What to produce: Return the listing word for word, as given.

Figure contents as structured data
┌────────
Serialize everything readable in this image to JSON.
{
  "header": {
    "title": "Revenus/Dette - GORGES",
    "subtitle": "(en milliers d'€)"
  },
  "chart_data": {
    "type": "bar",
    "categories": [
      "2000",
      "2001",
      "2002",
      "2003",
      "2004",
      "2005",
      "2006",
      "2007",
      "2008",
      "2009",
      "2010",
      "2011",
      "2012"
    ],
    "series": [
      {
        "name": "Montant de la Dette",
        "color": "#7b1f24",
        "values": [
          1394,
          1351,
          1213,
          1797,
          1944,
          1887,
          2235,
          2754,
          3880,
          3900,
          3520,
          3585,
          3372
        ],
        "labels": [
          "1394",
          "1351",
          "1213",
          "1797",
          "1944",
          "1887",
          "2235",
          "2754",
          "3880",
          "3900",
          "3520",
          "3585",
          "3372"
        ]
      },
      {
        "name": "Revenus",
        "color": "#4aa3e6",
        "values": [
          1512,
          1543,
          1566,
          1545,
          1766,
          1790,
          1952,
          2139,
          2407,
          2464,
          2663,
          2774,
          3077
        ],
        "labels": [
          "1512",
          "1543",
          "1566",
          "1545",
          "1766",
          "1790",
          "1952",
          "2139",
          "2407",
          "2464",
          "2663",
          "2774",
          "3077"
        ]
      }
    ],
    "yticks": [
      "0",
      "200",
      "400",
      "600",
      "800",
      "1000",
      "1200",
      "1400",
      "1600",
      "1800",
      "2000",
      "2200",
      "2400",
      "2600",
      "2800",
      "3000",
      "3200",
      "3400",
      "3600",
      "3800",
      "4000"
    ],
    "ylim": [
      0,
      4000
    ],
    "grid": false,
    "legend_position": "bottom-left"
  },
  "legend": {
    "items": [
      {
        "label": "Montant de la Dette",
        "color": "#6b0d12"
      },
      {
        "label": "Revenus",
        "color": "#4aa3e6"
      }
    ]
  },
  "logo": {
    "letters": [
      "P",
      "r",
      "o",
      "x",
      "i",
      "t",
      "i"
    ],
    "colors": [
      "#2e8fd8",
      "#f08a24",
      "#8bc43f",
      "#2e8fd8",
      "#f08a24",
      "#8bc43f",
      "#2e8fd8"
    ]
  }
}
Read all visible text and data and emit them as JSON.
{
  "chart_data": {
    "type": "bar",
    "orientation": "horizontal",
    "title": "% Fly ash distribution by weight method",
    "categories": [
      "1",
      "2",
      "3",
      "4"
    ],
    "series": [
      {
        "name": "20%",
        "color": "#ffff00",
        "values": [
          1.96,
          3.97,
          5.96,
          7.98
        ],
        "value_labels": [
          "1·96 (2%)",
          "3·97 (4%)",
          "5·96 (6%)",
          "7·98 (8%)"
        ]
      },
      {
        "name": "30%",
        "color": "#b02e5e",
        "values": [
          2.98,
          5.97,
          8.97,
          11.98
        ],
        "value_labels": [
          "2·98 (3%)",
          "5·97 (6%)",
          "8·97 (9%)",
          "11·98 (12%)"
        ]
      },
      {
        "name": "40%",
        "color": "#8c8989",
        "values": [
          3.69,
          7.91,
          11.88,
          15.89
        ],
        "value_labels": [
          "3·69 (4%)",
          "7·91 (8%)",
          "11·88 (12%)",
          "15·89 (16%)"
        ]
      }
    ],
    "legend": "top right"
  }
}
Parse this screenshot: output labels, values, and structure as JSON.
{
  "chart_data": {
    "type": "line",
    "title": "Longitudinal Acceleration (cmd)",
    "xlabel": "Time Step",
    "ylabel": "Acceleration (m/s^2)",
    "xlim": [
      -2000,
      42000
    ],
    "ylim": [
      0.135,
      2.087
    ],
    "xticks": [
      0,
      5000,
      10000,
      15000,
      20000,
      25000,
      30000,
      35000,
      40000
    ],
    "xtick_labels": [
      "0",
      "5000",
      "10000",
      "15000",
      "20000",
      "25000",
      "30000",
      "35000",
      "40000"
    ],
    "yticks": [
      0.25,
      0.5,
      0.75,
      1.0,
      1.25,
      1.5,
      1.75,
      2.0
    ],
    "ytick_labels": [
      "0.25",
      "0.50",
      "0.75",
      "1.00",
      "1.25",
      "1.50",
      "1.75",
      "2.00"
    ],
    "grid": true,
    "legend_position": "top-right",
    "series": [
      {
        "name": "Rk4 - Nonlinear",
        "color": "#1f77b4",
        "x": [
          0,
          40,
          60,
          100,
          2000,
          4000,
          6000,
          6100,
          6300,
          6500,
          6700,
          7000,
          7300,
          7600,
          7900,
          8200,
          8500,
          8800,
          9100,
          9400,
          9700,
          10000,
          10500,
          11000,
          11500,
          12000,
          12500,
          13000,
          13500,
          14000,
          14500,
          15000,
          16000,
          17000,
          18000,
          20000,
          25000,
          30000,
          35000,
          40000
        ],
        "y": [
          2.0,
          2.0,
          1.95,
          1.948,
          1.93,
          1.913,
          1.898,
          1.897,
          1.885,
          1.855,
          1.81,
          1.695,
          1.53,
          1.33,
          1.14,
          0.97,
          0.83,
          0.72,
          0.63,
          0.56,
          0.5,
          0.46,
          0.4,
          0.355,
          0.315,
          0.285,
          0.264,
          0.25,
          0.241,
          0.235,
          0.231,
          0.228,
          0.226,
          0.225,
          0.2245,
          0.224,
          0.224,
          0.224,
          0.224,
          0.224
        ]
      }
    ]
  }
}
└────────
Full answer:
Serialize everything readable in this image to JSON.
{
  "header": {
    "title": "Revenus/Dette - GORGES",
    "subtitle": "(en milliers d'€)"
  },
  "chart_data": {
    "type": "bar",
    "categories": [
      "2000",
      "2001",
      "2002",
      "2003",
      "2004",
      "2005",
      "2006",
      "2007",
      "2008",
      "2009",
      "2010",
      "2011",
      "2012"
    ],
    "series": [
      {
        "name": "Montant de la Dette",
        "color": "#7b1f24",
        "values": [
          1394,
          1351,
          1213,
          1797,
          1944,
          1887,
          2235,
          2754,
          3880,
          3900,
          3520,
          3585,
          3372
        ],
        "labels": [
          "1394",
          "1351",
          "1213",
          "1797",
          "1944",
          "1887",
          "2235",
          "2754",
          "3880",
          "3900",
          "3520",
          "3585",
          "3372"
        ]
      },
      {
        "name": "Revenus",
        "color": "#4aa3e6",
        "values": [
          1512,
          1543,
          1566,
          1545,
          1766,
          1790,
          1952,
          2139,
          2407,
          2464,
          2663,
          2774,
          3077
        ],
        "labels": [
          "1512",
          "1543",
          "1566",
          "1545",
          "1766",
          "1790",
          "1952",
          "2139",
          "2407",
          "2464",
          "2663",
          "2774",
          "3077"
        ]
      }
    ],
    "yticks": [
      "0",
      "200",
      "400",
      "600",
      "800",
      "1000",
      "1200",
      "1400",
      "1600",
      "1800",
      "2000",
      "2200",
      "2400",
      "2600",
      "2800",
      "3000",
      "3200",
      "3400",
      "3600",
      "3800",
      "4000"
    ],
    "ylim": [
      0,
      4000
    ],
    "grid": false,
    "legend_position": "bottom-left"
  },
  "legend": {
    "items": [
      {
        "label": "Montant de la Dette",
        "color": "#6b0d12"
      },
      {
        "label": "Revenus",
        "color": "#4aa3e6"
      }
    ]
  },
  "logo": {
    "letters": [
      "P",
      "r",
      "o",
      "x",
      "i",
      "t",
      "i"
    ],
    "colors": [
      "#2e8fd8",
      "#f08a24",
      "#8bc43f",
      "#2e8fd8",
      "#f08a24",
      "#8bc43f",
      "#2e8fd8"
    ]
  }
}
Read all visible text and data and emit them as JSON.
{
  "chart_data": {
    "type": "bar",
    "orientation": "horizontal",
    "title": "% Fly ash distribution by weight method",
    "categories": [
      "1",
      "2",
      "3",
      "4"
    ],
    "series": [
      {
        "name": "20%",
        "color": "#ffff00",
        "values": [
          1.96,
          3.97,
          5.96,
          7.98
        ],
        "value_labels": [
          "1·96 (2%)",
          "3·97 (4%)",
          "5·96 (6%)",
          "7·98 (8%)"
        ]
      },
      {
        "name": "30%",
        "color": "#b02e5e",
        "values": [
          2.98,
          5.97,
          8.97,
          11.98
        ],
        "value_labels": [
          "2·98 (3%)",
          "5·97 (6%)",
          "8·97 (9%)",
          "11·98 (12%)"
        ]
      },
      {
        "name": "40%",
        "color": "#8c8989",
        "values": [
          3.69,
          7.91,
          11.88,
          15.89
        ],
        "value_labels": [
          "3·69 (4%)",
          "7·91 (8%)",
          "11·88 (12%)",
          "15·89 (16%)"
        ]
      }
    ],
    "legend": "top right"
  }
}
Parse this screenshot: output labels, values, and structure as JSON.
{
  "chart_data": {
    "type": "line",
    "title": "Longitudinal Acceleration (cmd)",
    "xlabel": "Time Step",
    "ylabel": "Acceleration (m/s^2)",
    "xlim": [
      -2000,
      42000
    ],
    "ylim": [
      0.135,
      2.087
    ],
    "xticks": [
      0,
      5000,
      10000,
      15000,
      20000,
      25000,
      30000,
      35000,
      40000
    ],
    "xtick_labels": [
      "0",
      "5000",
      "10000",
      "15000",
      "20000",
      "25000",
      "30000",
      "35000",
      "40000"
    ],
    "yticks": [
      0.25,
      0.5,
      0.75,
      1.0,
      1.25,
      1.5,
      1.75,
      2.0
    ],
    "ytick_labels": [
      "0.25",
      "0.50",
      "0.75",
      "1.00",
      "1.25",
      "1.50",
      "1.75",
      "2.00"
    ],
    "grid": true,
    "legend_position": "top-right",
    "series": [
      {
        "name": "Rk4 - Nonlinear",
        "color": "#1f77b4",
        "x": [
          0,
          40,
          60,
          100,
          2000,
          4000,
          6000,
          6100,
          6300,
          6500,
          6700,
          7000,
          7300,
          7600,
          7900,
          8200,
          8500,
          8800,
          9100,
          9400,
          9700,
          10000,
          10500,
          11000,
          11500,
          12000,
          12500,
          13000,
          13500,
          14000,
          14500,
          15000,
          16000,
          17000,
          18000,
          20000,
          25000,
          30000,
          35000,
          40000
        ],
        "y": [
          2.0,
          2.0,
          1.95,
          1.948,
          1.93,
          1.913,
          1.898,
          1.897,
          1.885,
          1.855,
          1.81,
          1.695,
          1.53,
          1.33,
          1.14,
          0.97,
          0.83,
          0.72,
          0.63,
          0.56,
          0.5,
          0.46,
          0.4,
          0.355,
          0.315,
          0.285,
          0.264,
          0.25,
          0.241,
          0.235,
          0.231,
          0.228,
          0.226,
          0.225,
          0.2245,
          0.224,
          0.224,
          0.224,
          0.224,
          0.224
        ]
      }
    ]
  }
}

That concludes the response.